__What is needed__. Every entry must be echoed exactly.

__Exercise material__.
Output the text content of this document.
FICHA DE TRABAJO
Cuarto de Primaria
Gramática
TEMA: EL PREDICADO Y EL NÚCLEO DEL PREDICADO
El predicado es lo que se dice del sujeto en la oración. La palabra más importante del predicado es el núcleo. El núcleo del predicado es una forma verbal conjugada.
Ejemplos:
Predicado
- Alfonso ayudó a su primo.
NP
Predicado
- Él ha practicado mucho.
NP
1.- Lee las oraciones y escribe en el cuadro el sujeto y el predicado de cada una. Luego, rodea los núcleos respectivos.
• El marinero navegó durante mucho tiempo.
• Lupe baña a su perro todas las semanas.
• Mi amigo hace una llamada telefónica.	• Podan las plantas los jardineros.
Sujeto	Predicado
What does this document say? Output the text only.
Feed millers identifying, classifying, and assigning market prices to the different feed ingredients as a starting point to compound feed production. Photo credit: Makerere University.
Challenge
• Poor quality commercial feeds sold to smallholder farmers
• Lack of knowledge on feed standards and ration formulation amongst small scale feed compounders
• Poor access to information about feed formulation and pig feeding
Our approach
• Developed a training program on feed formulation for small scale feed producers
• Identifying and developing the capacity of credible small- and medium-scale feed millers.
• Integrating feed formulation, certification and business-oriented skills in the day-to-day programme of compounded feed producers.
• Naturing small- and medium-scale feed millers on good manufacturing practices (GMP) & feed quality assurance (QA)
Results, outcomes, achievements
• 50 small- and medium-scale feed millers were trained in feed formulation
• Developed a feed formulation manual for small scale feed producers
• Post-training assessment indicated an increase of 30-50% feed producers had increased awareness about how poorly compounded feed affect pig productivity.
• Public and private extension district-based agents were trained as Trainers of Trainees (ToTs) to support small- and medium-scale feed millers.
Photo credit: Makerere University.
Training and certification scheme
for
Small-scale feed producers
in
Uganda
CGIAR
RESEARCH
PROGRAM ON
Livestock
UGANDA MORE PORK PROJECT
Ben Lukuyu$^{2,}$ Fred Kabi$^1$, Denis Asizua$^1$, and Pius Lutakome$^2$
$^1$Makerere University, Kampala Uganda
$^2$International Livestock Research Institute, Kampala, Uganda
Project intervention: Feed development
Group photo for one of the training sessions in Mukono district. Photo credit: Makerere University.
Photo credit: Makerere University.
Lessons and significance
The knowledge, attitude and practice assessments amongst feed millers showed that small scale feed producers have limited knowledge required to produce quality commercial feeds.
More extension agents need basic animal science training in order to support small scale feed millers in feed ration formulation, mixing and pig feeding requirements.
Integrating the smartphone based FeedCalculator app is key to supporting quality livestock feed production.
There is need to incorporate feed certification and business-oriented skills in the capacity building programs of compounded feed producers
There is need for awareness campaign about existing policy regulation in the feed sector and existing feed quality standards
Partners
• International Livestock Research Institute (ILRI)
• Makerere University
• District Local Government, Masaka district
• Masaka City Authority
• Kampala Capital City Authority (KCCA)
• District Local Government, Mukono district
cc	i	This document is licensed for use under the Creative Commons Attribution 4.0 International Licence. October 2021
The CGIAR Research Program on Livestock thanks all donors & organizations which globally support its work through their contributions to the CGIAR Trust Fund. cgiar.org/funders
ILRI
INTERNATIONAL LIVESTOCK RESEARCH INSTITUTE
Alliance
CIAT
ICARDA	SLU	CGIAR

__Worked answer__.
Output the text content of this document.
FICHA DE TRABAJO
Cuarto de Primaria
Gramática
TEMA: EL PREDICADO Y EL NÚCLEO DEL PREDICADO
El predicado es lo que se dice del sujeto en la oración. La palabra más importante del predicado es el núcleo. El núcleo del predicado es una forma verbal conjugada.
Ejemplos:
Predicado
- Alfonso ayudó a su primo.
NP
Predicado
- Él ha practicado mucho.
NP
1.- Lee las oraciones y escribe en el cuadro el sujeto y el predicado de cada una. Luego, rodea los núcleos respectivos.
• El marinero navegó durante mucho tiempo.
• Lupe baña a su perro todas las semanas.
• Mi amigo hace una llamada telefónica.	• Podan las plantas los jardineros.
Sujeto	Predicado
What does this document say? Output the text only.
Feed millers identifying, classifying, and assigning market prices to the different feed ingredients as a starting point to compound feed production. Photo credit: Makerere University.
Challenge
• Poor quality commercial feeds sold to smallholder farmers
• Lack of knowledge on feed standards and ration formulation amongst small scale feed compounders
• Poor access to information about feed formulation and pig feeding
Our approach
• Developed a training program on feed formulation for small scale feed producers
• Identifying and developing the capacity of credible small- and medium-scale feed millers.
• Integrating feed formulation, certification and business-oriented skills in the day-to-day programme of compounded feed producers.
• Naturing small- and medium-scale feed millers on good manufacturing practices (GMP) & feed quality assurance (QA)
Results, outcomes, achievements
• 50 small- and medium-scale feed millers were trained in feed formulation
• Developed a feed formulation manual for small scale feed producers
• Post-training assessment indicated an increase of 30-50% feed producers had increased awareness about how poorly compounded feed affect pig productivity.
• Public and private extension district-based agents were trained as Trainers of Trainees (ToTs) to support small- and medium-scale feed millers.
Photo credit: Makerere University.
Training and certification scheme
for
Small-scale feed producers
in
Uganda
CGIAR
RESEARCH
PROGRAM ON
Livestock
UGANDA MORE PORK PROJECT
Ben Lukuyu$^{2,}$ Fred Kabi$^1$, Denis Asizua$^1$, and Pius Lutakome$^2$
$^1$Makerere University, Kampala Uganda
$^2$International Livestock Research Institute, Kampala, Uganda
Project intervention: Feed development
Group photo for one of the training sessions in Mukono district. Photo credit: Makerere University.
Photo credit: Makerere University.
Lessons and significance
The knowledge, attitude and practice assessments amongst feed millers showed that small scale feed producers have limited knowledge required to produce quality commercial feeds.
More extension agents need basic animal science training in order to support small scale feed millers in feed ration formulation, mixing and pig feeding requirements.
Integrating the smartphone based FeedCalculator app is key to supporting quality livestock feed production.
There is need to incorporate feed certification and business-oriented skills in the capacity building programs of compounded feed producers
There is need for awareness campaign about existing policy regulation in the feed sector and existing feed quality standards
Partners
• International Livestock Research Institute (ILRI)
• Makerere University
• District Local Government, Masaka district
• Masaka City Authority
• Kampala Capital City Authority (KCCA)
• District Local Government, Mukono district
cc	i	This document is licensed for use under the Creative Commons Attribution 4.0 International Licence. October 2021
The CGIAR Research Program on Livestock thanks all donors & organizations which globally support its work through their contributions to the CGIAR Trust Fund. cgiar.org/funders
ILRI
INTERNATIONAL LIVESTOCK RESEARCH INSTITUTE
Alliance
CIAT
ICARDA	SLU	CGIAR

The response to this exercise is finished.